WRITTEN INSTRUCTION:
Write out each line exactly as it stands, please.

(Records)
◆ ◆ ◆ ◆ ◆

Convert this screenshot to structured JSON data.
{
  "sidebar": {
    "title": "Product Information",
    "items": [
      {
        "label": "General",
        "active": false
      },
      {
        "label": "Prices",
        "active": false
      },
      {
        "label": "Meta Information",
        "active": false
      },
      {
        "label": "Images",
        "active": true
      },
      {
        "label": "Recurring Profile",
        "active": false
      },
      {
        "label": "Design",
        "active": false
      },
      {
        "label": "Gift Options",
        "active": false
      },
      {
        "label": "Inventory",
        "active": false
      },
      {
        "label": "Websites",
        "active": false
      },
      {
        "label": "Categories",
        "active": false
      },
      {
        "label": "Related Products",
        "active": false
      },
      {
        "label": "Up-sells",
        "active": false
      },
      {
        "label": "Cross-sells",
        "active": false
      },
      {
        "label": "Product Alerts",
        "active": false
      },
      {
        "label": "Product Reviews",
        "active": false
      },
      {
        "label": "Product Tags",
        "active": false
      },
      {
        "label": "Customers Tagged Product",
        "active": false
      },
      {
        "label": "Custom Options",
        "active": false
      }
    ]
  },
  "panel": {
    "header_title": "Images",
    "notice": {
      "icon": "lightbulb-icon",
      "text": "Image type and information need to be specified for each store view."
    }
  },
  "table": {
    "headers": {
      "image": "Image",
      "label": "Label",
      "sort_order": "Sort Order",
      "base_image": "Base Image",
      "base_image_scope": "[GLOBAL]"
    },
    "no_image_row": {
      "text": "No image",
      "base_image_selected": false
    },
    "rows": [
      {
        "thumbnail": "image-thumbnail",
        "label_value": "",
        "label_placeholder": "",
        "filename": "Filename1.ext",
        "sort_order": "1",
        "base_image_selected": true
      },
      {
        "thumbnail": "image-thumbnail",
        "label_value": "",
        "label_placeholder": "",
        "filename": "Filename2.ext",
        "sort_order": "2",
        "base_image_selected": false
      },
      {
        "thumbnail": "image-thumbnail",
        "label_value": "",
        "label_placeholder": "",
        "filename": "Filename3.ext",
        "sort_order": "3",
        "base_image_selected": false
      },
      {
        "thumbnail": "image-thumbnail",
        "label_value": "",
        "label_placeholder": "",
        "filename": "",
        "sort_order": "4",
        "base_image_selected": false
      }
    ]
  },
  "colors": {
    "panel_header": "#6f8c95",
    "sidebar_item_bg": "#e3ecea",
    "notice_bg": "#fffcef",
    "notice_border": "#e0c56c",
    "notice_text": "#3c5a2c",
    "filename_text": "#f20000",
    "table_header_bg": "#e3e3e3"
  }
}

◆ ◆ ◆ ◆ ◆

EXERCISE RESPONSE:
Convert this screenshot to structured JSON data.
{
  "sidebar": {
    "title": "Product Information",
    "items": [
      {
        "label": "General",
        "active": false
      },
      {
        "label": "Prices",
        "active": false
      },
      {
        "label": "Meta Information",
        "active": false
      },
      {
        "label": "Images",
        "active": true
      },
      {
        "label": "Recurring Profile",
        "active": false
      },
      {
        "label": "Design",
        "active": false
      },
      {
        "label": "Gift Options",
        "active": false
      },
      {
        "label": "Inventory",
        "active": false
      },
      {
        "label": "Websites",
        "active": false
      },
      {
        "label": "Categories",
        "active": false
      },
      {
        "label": "Related Products",
        "active": false
      },
      {
        "label": "Up-sells",
        "active": false
      },
      {
        "label": "Cross-sells",
        "active": false
      },
      {
        "label": "Product Alerts",
        "active": false
      },
      {
        "label": "Product Reviews",
        "active": false
      },
      {
        "label": "Product Tags",
        "active": false
      },
      {
        "label": "Customers Tagged Product",
        "active": false
      },
      {
        "label": "Custom Options",
        "active": false
      }
    ]
  },
  "panel": {
    "header_title": "Images",
    "notice": {
      "icon": "lightbulb-icon",
      "text": "Image type and information need to be specified for each store view."
    }
  },
  "table": {
    "headers": {
      "image": "Image",
      "label": "Label",
      "sort_order": "Sort Order",
      "base_image": "Base Image",
      "base_image_scope": "[GLOBAL]"
    },
    "no_image_row": {
      "text": "No image",
      "base_image_selected": false
    },
    "rows": [
      {
        "thumbnail": "image-thumbnail",
        "label_value": "",
        "label_placeholder": "",
        "filename": "Filename1.ext",
        "sort_order": "1",
        "base_image_selected": true
      },
      {
        "thumbnail": "image-thumbnail",
        "label_value": "",
        "label_placeholder": "",
        "filename": "Filename2.ext",
        "sort_order": "2",
        "base_image_selected": false
      },
      {
        "thumbnail": "image-thumbnail",
        "label_value": "",
        "label_placeholder": "",
        "filename": "Filename3.ext",
        "sort_order": "3",
        "base_image_selected": false
      },
      {
        "thumbnail": "image-thumbnail",
        "label_value": "",
        "label_placeholder": "",
        "filename": "",
        "sort_order": "4",
        "base_image_selected": false
      }
    ]
  },
  "colors": {
    "panel_header": "#6f8c95",
    "sidebar_item_bg": "#e3ecea",
    "notice_bg": "#fffcef",
    "notice_border": "#e0c56c",
    "notice_text": "#3c5a2c",
    "filename_text": "#f20000",
    "table_header_bg": "#e3e3e3"
  }
}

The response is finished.